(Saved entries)
⟨
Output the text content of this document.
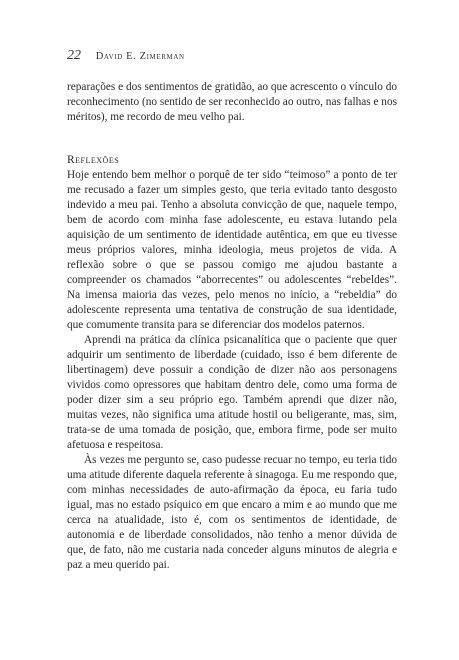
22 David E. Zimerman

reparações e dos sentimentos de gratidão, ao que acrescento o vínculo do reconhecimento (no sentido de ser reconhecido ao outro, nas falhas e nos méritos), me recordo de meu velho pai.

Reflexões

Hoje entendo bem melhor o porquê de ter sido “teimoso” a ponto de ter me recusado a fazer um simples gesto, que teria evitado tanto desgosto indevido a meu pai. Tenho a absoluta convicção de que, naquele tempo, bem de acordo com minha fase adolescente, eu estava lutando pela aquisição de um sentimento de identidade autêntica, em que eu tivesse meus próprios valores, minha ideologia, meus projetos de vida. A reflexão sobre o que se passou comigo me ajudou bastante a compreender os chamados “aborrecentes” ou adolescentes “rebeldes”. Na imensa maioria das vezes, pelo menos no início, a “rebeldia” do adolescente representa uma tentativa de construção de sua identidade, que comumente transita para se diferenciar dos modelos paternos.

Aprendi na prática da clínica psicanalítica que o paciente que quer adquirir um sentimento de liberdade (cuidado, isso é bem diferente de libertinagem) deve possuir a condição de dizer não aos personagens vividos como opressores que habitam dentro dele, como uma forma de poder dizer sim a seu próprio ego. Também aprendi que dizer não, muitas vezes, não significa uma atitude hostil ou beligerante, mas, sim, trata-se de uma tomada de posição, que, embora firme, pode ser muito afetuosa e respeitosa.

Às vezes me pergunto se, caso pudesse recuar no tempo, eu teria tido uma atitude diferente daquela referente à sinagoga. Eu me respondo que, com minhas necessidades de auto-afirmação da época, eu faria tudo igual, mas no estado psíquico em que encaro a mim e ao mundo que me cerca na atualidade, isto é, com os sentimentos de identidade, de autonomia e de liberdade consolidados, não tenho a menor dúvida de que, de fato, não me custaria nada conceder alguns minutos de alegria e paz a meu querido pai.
⟩
⟨
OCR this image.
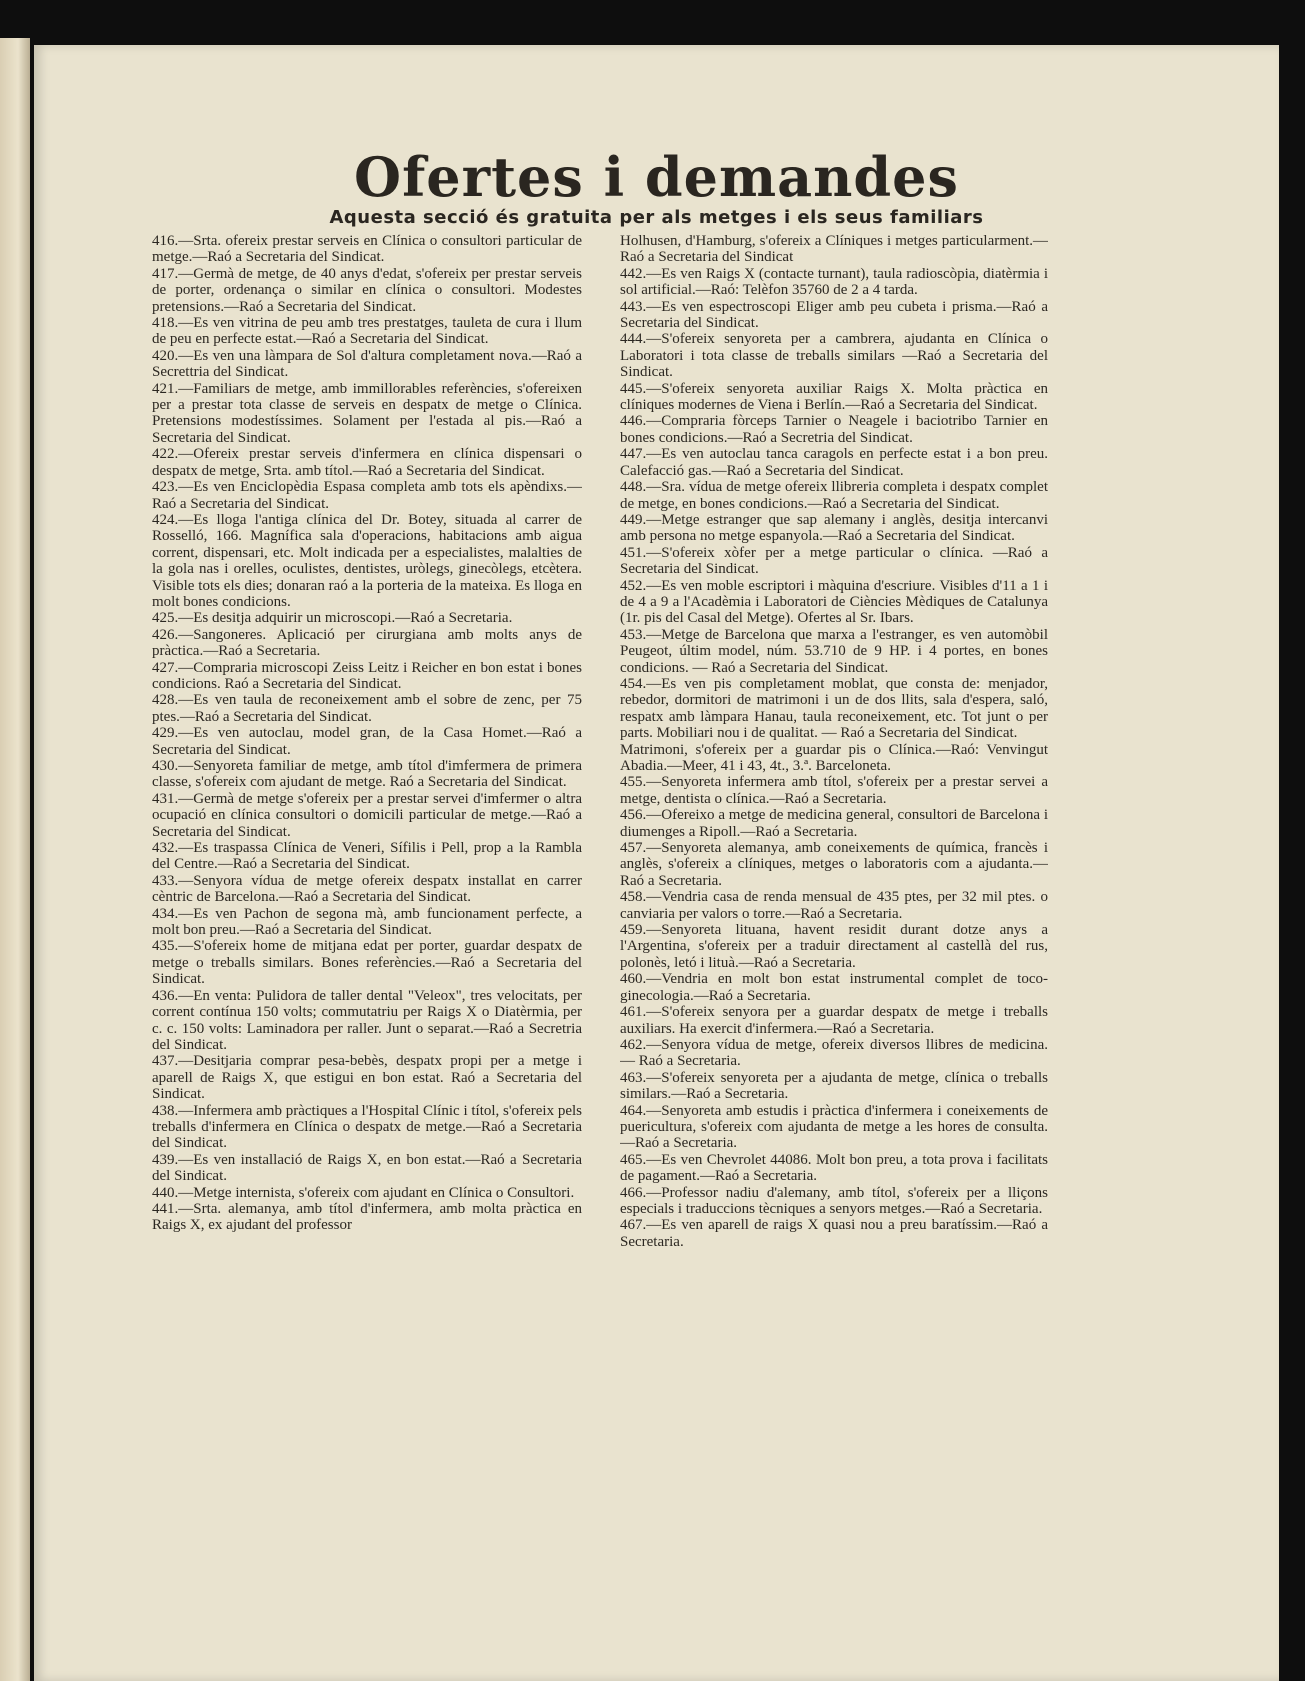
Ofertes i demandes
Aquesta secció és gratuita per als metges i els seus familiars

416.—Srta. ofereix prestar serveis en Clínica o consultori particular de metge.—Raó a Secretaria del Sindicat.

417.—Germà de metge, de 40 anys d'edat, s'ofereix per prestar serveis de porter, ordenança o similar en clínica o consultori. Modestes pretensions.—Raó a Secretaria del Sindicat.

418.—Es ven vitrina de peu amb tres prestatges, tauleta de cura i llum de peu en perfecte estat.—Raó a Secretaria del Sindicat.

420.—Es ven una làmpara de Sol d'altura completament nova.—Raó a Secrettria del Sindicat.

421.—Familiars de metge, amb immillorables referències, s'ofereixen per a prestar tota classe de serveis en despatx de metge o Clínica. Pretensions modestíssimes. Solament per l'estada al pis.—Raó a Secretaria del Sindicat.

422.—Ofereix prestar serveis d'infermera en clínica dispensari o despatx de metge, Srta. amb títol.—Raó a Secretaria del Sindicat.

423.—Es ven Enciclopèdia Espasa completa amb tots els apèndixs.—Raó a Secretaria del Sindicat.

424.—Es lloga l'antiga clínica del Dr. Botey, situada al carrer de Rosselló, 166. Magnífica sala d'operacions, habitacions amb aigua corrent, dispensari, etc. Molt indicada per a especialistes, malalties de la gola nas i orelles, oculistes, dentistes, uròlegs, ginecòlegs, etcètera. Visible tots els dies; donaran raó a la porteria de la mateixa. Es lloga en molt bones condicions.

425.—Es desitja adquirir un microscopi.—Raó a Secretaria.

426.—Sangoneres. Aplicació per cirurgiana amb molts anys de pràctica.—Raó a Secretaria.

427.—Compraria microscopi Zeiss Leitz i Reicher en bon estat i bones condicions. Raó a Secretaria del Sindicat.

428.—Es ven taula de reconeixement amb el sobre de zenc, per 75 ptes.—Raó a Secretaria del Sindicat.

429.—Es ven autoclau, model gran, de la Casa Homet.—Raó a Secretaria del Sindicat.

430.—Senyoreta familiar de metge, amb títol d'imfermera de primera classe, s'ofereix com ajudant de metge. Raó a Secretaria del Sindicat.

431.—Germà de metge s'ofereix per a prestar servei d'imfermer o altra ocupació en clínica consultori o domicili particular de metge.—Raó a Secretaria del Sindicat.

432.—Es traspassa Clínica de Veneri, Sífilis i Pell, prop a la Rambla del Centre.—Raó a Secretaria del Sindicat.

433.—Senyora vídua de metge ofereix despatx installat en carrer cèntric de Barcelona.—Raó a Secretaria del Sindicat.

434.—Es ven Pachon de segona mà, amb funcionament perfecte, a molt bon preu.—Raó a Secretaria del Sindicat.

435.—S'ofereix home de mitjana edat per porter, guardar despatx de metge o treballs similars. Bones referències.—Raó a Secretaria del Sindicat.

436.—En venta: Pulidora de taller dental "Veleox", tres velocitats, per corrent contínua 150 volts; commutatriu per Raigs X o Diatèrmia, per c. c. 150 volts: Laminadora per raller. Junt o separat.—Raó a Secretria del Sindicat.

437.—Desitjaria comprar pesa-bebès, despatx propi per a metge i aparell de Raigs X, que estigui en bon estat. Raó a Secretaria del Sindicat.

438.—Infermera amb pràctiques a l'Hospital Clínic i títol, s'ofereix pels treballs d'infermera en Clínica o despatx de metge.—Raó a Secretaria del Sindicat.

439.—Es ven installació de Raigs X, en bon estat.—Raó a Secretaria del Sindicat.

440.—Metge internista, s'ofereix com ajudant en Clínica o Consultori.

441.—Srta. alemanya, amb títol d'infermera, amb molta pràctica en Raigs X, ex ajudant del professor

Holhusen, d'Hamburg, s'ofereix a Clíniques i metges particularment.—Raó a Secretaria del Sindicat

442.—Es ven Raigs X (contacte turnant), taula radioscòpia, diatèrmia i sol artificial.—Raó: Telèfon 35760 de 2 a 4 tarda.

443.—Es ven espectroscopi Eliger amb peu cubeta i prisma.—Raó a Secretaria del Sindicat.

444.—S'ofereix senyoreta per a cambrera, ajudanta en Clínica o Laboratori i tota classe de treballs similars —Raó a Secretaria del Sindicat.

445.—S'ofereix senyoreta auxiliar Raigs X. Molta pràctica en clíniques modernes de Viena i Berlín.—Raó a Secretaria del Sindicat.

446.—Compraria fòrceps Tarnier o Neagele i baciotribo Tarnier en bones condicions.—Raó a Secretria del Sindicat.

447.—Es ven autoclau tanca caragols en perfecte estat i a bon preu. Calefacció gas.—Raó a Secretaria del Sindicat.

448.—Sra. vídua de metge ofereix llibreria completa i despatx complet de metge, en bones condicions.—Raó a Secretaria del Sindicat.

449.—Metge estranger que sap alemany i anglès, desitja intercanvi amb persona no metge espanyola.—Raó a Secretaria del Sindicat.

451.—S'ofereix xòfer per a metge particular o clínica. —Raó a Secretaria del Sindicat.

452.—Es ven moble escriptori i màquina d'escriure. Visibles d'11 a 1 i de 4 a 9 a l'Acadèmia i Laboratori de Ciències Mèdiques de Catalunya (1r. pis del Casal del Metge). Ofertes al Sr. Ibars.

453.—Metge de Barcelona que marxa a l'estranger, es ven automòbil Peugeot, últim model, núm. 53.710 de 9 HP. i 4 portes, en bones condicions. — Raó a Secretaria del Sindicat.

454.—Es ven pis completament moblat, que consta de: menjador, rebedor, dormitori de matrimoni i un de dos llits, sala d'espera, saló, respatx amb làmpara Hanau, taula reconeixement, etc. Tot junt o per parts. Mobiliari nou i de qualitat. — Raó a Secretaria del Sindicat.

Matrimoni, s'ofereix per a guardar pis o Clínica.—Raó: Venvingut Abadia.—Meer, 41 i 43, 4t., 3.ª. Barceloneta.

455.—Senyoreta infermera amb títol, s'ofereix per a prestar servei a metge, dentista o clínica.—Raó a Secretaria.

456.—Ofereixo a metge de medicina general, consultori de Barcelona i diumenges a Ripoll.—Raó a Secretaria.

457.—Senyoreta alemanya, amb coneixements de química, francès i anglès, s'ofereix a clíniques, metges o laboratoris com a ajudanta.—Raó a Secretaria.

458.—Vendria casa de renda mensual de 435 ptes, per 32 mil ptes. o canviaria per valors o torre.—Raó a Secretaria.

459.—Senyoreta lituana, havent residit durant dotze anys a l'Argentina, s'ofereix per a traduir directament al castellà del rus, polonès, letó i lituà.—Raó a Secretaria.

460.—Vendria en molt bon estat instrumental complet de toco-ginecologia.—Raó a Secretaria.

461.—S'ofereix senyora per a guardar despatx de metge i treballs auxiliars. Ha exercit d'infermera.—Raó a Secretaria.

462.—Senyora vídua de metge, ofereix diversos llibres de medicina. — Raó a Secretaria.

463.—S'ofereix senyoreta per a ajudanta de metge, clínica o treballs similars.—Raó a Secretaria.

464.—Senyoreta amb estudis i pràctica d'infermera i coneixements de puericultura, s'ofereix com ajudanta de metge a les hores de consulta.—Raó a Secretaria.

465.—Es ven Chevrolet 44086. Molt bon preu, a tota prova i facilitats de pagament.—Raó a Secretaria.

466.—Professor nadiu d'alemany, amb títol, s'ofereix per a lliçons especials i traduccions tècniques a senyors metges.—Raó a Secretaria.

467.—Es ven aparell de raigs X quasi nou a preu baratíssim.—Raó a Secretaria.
⟩
[Challenge]
From the entries above, extract each line containing "autoclau".

[Output for this exercise]
429.—Es ven autoclau, model gran, de la Casa Homet.—Raó a Secretaria del Sindicat.
447.—Es ven autoclau tanca caragols en perfecte estat i a bon preu. Calefacció gas.—Raó a Secretaria del Sindicat.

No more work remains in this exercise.